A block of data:
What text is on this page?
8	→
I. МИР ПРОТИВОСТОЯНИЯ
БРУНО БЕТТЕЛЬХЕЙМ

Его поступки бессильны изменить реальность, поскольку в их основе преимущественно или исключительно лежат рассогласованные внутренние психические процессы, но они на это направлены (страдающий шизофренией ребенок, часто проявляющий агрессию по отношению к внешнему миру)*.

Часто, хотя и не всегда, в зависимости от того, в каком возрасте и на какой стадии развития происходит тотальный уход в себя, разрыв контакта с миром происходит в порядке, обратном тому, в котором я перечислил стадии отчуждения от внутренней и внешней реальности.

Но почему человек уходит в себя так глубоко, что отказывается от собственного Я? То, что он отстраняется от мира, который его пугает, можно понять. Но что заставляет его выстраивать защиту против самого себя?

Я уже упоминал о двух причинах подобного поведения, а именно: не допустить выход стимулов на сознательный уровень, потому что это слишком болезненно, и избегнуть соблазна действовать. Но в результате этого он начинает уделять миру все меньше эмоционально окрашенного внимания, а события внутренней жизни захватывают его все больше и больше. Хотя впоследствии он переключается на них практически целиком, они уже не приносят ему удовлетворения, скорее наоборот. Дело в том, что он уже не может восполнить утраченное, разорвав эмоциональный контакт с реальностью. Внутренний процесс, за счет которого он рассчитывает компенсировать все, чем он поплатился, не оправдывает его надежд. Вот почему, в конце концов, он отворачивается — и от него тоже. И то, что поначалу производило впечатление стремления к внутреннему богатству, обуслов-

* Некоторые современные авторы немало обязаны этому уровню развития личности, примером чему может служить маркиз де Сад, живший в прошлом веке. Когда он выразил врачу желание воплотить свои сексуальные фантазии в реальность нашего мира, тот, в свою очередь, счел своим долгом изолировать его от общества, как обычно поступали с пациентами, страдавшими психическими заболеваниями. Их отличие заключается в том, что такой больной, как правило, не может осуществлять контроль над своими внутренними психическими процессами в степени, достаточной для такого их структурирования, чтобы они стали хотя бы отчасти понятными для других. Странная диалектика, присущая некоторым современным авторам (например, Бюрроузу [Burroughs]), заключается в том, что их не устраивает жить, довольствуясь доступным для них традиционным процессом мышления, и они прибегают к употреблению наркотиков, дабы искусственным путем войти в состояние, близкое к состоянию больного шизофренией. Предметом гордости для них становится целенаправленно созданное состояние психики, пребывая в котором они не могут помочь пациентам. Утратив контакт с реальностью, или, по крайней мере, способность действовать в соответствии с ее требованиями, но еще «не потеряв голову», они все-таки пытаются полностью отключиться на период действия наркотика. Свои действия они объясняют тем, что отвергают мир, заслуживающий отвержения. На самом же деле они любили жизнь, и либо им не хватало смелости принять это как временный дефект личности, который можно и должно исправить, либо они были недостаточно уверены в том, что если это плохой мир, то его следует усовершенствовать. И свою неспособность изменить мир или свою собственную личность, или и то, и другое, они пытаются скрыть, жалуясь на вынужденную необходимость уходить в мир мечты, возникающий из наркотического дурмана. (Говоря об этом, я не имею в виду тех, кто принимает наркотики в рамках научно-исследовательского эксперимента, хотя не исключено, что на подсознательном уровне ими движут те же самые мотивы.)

◆ **Written problem**: Send back every record, precisely as written.

◆ **Written answer**:
What text is on this page?
8	→
I. МИР ПРОТИВОСТОЯНИЯ
БРУНО БЕТТЕЛЬХЕЙМ

Его поступки бессильны изменить реальность, поскольку в их основе преимущественно или исключительно лежат рассогласованные внутренние психические процессы, но они на это направлены (страдающий шизофренией ребенок, часто проявляющий агрессию по отношению к внешнему миру)*.

Часто, хотя и не всегда, в зависимости от того, в каком возрасте и на какой стадии развития происходит тотальный уход в себя, разрыв контакта с миром происходит в порядке, обратном тому, в котором я перечислил стадии отчуждения от внутренней и внешней реальности.

Но почему человек уходит в себя так глубоко, что отказывается от собственного Я? То, что он отстраняется от мира, который его пугает, можно понять. Но что заставляет его выстраивать защиту против самого себя?

Я уже упоминал о двух причинах подобного поведения, а именно: не допустить выход стимулов на сознательный уровень, потому что это слишком болезненно, и избегнуть соблазна действовать. Но в результате этого он начинает уделять миру все меньше эмоционально окрашенного внимания, а события внутренней жизни захватывают его все больше и больше. Хотя впоследствии он переключается на них практически целиком, они уже не приносят ему удовлетворения, скорее наоборот. Дело в том, что он уже не может восполнить утраченное, разорвав эмоциональный контакт с реальностью. Внутренний процесс, за счет которого он рассчитывает компенсировать все, чем он поплатился, не оправдывает его надежд. Вот почему, в конце концов, он отворачивается — и от него тоже. И то, что поначалу производило впечатление стремления к внутреннему богатству, обуслов-

* Некоторые современные авторы немало обязаны этому уровню развития личности, примером чему может служить маркиз де Сад, живший в прошлом веке. Когда он выразил врачу желание воплотить свои сексуальные фантазии в реальность нашего мира, тот, в свою очередь, счел своим долгом изолировать его от общества, как обычно поступали с пациентами, страдавшими психическими заболеваниями. Их отличие заключается в том, что такой больной, как правило, не может осуществлять контроль над своими внутренними психическими процессами в степени, достаточной для такого их структурирования, чтобы они стали хотя бы отчасти понятными для других. Странная диалектика, присущая некоторым современным авторам (например, Бюрроузу [Burroughs]), заключается в том, что их не устраивает жить, довольствуясь доступным для них традиционным процессом мышления, и они прибегают к употреблению наркотиков, дабы искусственным путем войти в состояние, близкое к состоянию больного шизофренией. Предметом гордости для них становится целенаправленно созданное состояние психики, пребывая в котором они не могут помочь пациентам. Утратив контакт с реальностью, или, по крайней мере, способность действовать в соответствии с ее требованиями, но еще «не потеряв голову», они все-таки пытаются полностью отключиться на период действия наркотика. Свои действия они объясняют тем, что отвергают мир, заслуживающий отвержения. На самом же деле они любили жизнь, и либо им не хватало смелости принять это как временный дефект личности, который можно и должно исправить, либо они были недостаточно уверены в том, что если это плохой мир, то его следует усовершенствовать. И свою неспособность изменить мир или свою собственную личность, или и то, и другое, они пытаются скрыть, жалуясь на вынужденную необходимость уходить в мир мечты, возникающий из наркотического дурмана. (Говоря об этом, я не имею в виду тех, кто принимает наркотики в рамках научно-исследовательского эксперимента, хотя не исключено, что на подсознательном уровне ими движут те же самые мотивы.)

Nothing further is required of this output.